→ Instructions to follow
Would you copy out the whole listing exactly as given?

[Records]
+-------+
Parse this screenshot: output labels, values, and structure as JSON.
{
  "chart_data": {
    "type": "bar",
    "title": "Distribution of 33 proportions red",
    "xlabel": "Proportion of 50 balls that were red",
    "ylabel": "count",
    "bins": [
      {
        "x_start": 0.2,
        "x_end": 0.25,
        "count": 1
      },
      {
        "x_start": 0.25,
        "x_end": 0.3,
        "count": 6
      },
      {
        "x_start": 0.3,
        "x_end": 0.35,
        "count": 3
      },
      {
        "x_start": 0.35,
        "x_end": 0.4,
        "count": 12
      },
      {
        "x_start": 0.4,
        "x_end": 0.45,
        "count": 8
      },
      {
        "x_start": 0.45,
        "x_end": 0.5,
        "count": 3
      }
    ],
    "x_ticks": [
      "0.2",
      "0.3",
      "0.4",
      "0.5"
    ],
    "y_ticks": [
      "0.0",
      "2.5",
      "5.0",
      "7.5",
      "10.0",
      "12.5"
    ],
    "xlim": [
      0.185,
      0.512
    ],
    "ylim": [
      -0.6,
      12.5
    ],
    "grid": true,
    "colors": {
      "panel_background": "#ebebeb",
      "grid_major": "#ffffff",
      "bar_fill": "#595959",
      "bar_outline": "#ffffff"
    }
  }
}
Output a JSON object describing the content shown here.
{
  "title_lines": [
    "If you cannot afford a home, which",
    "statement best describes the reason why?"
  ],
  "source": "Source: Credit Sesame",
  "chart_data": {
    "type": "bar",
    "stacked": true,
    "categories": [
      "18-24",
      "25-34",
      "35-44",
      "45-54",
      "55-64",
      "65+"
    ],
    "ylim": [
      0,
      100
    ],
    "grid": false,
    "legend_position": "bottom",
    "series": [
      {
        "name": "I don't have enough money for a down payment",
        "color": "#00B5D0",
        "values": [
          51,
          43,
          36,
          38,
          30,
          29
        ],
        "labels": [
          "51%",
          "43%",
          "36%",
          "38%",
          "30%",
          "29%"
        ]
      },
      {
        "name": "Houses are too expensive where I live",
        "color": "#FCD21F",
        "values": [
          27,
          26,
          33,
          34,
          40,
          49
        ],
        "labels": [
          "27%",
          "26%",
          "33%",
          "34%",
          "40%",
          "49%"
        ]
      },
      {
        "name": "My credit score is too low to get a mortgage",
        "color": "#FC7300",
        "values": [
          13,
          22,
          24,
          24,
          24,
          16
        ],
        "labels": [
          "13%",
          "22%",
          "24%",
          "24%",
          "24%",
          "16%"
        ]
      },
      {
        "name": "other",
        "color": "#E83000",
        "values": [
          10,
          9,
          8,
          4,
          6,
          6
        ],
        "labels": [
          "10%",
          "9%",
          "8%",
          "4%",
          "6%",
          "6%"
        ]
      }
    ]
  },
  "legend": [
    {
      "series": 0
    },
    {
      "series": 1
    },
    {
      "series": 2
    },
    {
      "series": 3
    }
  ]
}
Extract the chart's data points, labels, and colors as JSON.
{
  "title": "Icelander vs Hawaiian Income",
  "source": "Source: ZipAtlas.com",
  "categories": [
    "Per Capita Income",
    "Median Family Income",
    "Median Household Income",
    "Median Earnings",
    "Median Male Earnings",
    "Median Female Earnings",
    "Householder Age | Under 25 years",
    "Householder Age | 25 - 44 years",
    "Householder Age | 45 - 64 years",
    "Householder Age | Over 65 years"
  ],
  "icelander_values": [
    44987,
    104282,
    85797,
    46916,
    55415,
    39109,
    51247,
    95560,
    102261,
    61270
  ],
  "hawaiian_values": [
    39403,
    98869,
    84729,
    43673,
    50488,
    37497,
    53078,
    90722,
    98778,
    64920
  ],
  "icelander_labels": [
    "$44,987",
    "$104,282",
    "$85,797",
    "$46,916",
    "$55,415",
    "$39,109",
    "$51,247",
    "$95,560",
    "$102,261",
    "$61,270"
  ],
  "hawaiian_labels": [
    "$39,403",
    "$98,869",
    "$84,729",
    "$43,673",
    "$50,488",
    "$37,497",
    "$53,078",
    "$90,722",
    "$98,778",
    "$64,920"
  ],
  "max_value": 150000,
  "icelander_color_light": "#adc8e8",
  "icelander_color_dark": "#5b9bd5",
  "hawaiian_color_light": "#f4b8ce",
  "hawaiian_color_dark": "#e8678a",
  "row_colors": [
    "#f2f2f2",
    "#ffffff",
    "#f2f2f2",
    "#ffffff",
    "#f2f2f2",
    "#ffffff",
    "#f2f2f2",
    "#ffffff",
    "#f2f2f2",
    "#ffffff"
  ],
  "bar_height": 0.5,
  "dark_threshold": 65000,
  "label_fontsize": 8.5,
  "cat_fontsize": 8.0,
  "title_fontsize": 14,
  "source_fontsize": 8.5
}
+-------+
→ Solution for this task
Parse this screenshot: output labels, values, and structure as JSON.
{
  "chart_data": {
    "type": "bar",
    "title": "Distribution of 33 proportions red",
    "xlabel": "Proportion of 50 balls that were red",
    "ylabel": "count",
    "bins": [
      {
        "x_start": 0.2,
        "x_end": 0.25,
        "count": 1
      },
      {
        "x_start": 0.25,
        "x_end": 0.3,
        "count": 6
      },
      {
        "x_start": 0.3,
        "x_end": 0.35,
        "count": 3
      },
      {
        "x_start": 0.35,
        "x_end": 0.4,
        "count": 12
      },
      {
        "x_start": 0.4,
        "x_end": 0.45,
        "count": 8
      },
      {
        "x_start": 0.45,
        "x_end": 0.5,
        "count": 3
      }
    ],
    "x_ticks": [
      "0.2",
      "0.3",
      "0.4",
      "0.5"
    ],
    "y_ticks": [
      "0.0",
      "2.5",
      "5.0",
      "7.5",
      "10.0",
      "12.5"
    ],
    "xlim": [
      0.185,
      0.512
    ],
    "ylim": [
      -0.6,
      12.5
    ],
    "grid": true,
    "colors": {
      "panel_background": "#ebebeb",
      "grid_major": "#ffffff",
      "bar_fill": "#595959",
      "bar_outline": "#ffffff"
    }
  }
}
Output a JSON object describing the content shown here.
{
  "title_lines": [
    "If you cannot afford a home, which",
    "statement best describes the reason why?"
  ],
  "source": "Source: Credit Sesame",
  "chart_data": {
    "type": "bar",
    "stacked": true,
    "categories": [
      "18-24",
      "25-34",
      "35-44",
      "45-54",
      "55-64",
      "65+"
    ],
    "ylim": [
      0,
      100
    ],
    "grid": false,
    "legend_position": "bottom",
    "series": [
      {
        "name": "I don't have enough money for a down payment",
        "color": "#00B5D0",
        "values": [
          51,
          43,
          36,
          38,
          30,
          29
        ],
        "labels": [
          "51%",
          "43%",
          "36%",
          "38%",
          "30%",
          "29%"
        ]
      },
      {
        "name": "Houses are too expensive where I live",
        "color": "#FCD21F",
        "values": [
          27,
          26,
          33,
          34,
          40,
          49
        ],
        "labels": [
          "27%",
          "26%",
          "33%",
          "34%",
          "40%",
          "49%"
        ]
      },
      {
        "name": "My credit score is too low to get a mortgage",
        "color": "#FC7300",
        "values": [
          13,
          22,
          24,
          24,
          24,
          16
        ],
        "labels": [
          "13%",
          "22%",
          "24%",
          "24%",
          "24%",
          "16%"
        ]
      },
      {
        "name": "other",
        "color": "#E83000",
        "values": [
          10,
          9,
          8,
          4,
          6,
          6
        ],
        "labels": [
          "10%",
          "9%",
          "8%",
          "4%",
          "6%",
          "6%"
        ]
      }
    ]
  },
  "legend": [
    {
      "series": 0
    },
    {
      "series": 1
    },
    {
      "series": 2
    },
    {
      "series": 3
    }
  ]
}
Extract the chart's data points, labels, and colors as JSON.
{
  "title": "Icelander vs Hawaiian Income",
  "source": "Source: ZipAtlas.com",
  "categories": [
    "Per Capita Income",
    "Median Family Income",
    "Median Household Income",
    "Median Earnings",
    "Median Male Earnings",
    "Median Female Earnings",
    "Householder Age | Under 25 years",
    "Householder Age | 25 - 44 years",
    "Householder Age | 45 - 64 years",
    "Householder Age | Over 65 years"
  ],
  "icelander_values": [
    44987,
    104282,
    85797,
    46916,
    55415,
    39109,
    51247,
    95560,
    102261,
    61270
  ],
  "hawaiian_values": [
    39403,
    98869,
    84729,
    43673,
    50488,
    37497,
    53078,
    90722,
    98778,
    64920
  ],
  "icelander_labels": [
    "$44,987",
    "$104,282",
    "$85,797",
    "$46,916",
    "$55,415",
    "$39,109",
    "$51,247",
    "$95,560",
    "$102,261",
    "$61,270"
  ],
  "hawaiian_labels": [
    "$39,403",
    "$98,869",
    "$84,729",
    "$43,673",
    "$50,488",
    "$37,497",
    "$53,078",
    "$90,722",
    "$98,778",
    "$64,920"
  ],
  "max_value": 150000,
  "icelander_color_light": "#adc8e8",
  "icelander_color_dark": "#5b9bd5",
  "hawaiian_color_light": "#f4b8ce",
  "hawaiian_color_dark": "#e8678a",
  "row_colors": [
    "#f2f2f2",
    "#ffffff",
    "#f2f2f2",
    "#ffffff",
    "#f2f2f2",
    "#ffffff",
    "#f2f2f2",
    "#ffffff",
    "#f2f2f2",
    "#ffffff"
  ],
  "bar_height": 0.5,
  "dark_threshold": 65000,
  "label_fontsize": 8.5,
  "cat_fontsize": 8.0,
  "title_fontsize": 14,
  "source_fontsize": 8.5
}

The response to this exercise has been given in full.